Extracted data entries

◆ ◆ ◆ ◆ ◆

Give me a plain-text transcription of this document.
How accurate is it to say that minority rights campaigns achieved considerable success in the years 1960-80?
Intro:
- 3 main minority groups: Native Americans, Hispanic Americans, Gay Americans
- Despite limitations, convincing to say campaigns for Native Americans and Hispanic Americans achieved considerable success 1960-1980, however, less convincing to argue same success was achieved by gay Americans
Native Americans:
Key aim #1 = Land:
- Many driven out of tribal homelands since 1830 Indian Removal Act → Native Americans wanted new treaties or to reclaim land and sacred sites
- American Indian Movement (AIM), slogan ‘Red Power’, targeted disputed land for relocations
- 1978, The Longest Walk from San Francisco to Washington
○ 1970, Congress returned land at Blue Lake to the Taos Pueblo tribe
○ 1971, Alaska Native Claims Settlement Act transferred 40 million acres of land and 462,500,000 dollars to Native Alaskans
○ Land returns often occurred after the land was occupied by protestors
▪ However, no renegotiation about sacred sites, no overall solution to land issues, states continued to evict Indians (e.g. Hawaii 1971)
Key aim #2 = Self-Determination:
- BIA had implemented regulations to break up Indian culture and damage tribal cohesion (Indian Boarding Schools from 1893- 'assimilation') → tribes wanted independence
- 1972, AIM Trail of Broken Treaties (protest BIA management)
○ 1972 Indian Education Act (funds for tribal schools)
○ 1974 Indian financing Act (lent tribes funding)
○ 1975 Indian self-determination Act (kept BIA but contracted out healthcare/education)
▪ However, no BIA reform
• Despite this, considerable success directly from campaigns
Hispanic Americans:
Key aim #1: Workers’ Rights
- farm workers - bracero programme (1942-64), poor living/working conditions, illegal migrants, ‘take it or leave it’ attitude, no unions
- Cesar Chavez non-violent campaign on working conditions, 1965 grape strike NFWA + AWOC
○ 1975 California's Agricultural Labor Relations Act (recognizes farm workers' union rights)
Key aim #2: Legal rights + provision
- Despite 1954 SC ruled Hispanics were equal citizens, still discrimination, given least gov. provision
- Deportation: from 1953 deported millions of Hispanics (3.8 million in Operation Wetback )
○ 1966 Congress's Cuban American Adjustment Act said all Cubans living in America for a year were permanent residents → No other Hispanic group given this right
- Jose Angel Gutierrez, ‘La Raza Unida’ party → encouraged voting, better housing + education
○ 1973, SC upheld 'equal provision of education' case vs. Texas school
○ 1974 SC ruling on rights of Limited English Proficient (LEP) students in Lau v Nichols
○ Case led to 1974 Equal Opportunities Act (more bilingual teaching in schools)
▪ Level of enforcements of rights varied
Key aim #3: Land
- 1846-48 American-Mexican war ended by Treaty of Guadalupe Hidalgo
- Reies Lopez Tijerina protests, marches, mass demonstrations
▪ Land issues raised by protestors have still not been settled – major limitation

◆ ◆ ◆ ◆ ◆

• **What you need to do**
Give the number of lines in the listing above that contain "protestors", and nothing else.

• **Result**
2